▶ [TASK INPUTS]
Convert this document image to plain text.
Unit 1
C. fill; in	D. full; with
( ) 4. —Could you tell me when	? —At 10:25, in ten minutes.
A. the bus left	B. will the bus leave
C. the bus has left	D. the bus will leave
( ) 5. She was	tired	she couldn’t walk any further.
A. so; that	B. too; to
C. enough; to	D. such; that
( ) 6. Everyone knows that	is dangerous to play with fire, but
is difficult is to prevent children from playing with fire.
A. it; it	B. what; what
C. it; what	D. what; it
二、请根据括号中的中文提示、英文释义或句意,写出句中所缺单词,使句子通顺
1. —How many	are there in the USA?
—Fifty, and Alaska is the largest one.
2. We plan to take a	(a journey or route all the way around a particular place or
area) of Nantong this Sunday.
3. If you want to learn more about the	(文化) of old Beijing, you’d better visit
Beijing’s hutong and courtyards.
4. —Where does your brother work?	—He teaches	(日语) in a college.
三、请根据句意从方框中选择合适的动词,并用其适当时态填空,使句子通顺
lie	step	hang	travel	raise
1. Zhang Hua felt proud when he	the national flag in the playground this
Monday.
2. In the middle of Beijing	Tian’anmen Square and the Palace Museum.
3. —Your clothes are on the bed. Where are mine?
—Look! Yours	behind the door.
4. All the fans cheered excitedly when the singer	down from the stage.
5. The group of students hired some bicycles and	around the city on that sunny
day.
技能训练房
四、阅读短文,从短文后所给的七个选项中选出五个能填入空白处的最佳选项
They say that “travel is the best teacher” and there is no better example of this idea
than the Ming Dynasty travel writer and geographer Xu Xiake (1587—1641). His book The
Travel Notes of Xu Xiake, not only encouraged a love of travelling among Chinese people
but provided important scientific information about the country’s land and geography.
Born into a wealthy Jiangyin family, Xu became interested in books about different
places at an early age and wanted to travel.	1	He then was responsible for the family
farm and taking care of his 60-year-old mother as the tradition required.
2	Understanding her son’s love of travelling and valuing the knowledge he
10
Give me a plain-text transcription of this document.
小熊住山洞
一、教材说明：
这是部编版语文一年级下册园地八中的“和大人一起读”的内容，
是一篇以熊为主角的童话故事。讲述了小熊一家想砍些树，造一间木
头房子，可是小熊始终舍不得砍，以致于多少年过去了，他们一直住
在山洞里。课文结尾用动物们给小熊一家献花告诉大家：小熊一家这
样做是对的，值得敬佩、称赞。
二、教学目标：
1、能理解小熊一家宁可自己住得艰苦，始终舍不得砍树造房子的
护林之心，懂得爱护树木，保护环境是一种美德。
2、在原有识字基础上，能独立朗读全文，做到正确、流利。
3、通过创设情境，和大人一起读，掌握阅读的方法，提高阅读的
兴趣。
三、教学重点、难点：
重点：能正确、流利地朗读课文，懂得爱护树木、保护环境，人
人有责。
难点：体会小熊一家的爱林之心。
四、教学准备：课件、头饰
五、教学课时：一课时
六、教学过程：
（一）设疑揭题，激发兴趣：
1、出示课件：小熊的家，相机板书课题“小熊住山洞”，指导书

▶ [WHAT IS NEEDED] Transcribe the records above exactly, but only from the line that contains "Give me a plain-text" through their final line, inclusive.

▶ [EXERCISE ANSWER]
Give me a plain-text transcription of this document.
小熊住山洞
一、教材说明：
这是部编版语文一年级下册园地八中的“和大人一起读”的内容，
是一篇以熊为主角的童话故事。讲述了小熊一家想砍些树，造一间木
头房子，可是小熊始终舍不得砍，以致于多少年过去了，他们一直住
在山洞里。课文结尾用动物们给小熊一家献花告诉大家：小熊一家这
样做是对的，值得敬佩、称赞。
二、教学目标：
1、能理解小熊一家宁可自己住得艰苦，始终舍不得砍树造房子的
护林之心，懂得爱护树木，保护环境是一种美德。
2、在原有识字基础上，能独立朗读全文，做到正确、流利。
3、通过创设情境，和大人一起读，掌握阅读的方法，提高阅读的
兴趣。
三、教学重点、难点：
重点：能正确、流利地朗读课文，懂得爱护树木、保护环境，人
人有责。
难点：体会小熊一家的爱林之心。
四、教学准备：课件、头饰
五、教学课时：一课时
六、教学过程：
（一）设疑揭题，激发兴趣：
1、出示课件：小熊的家，相机板书课题“小熊住山洞”，指导书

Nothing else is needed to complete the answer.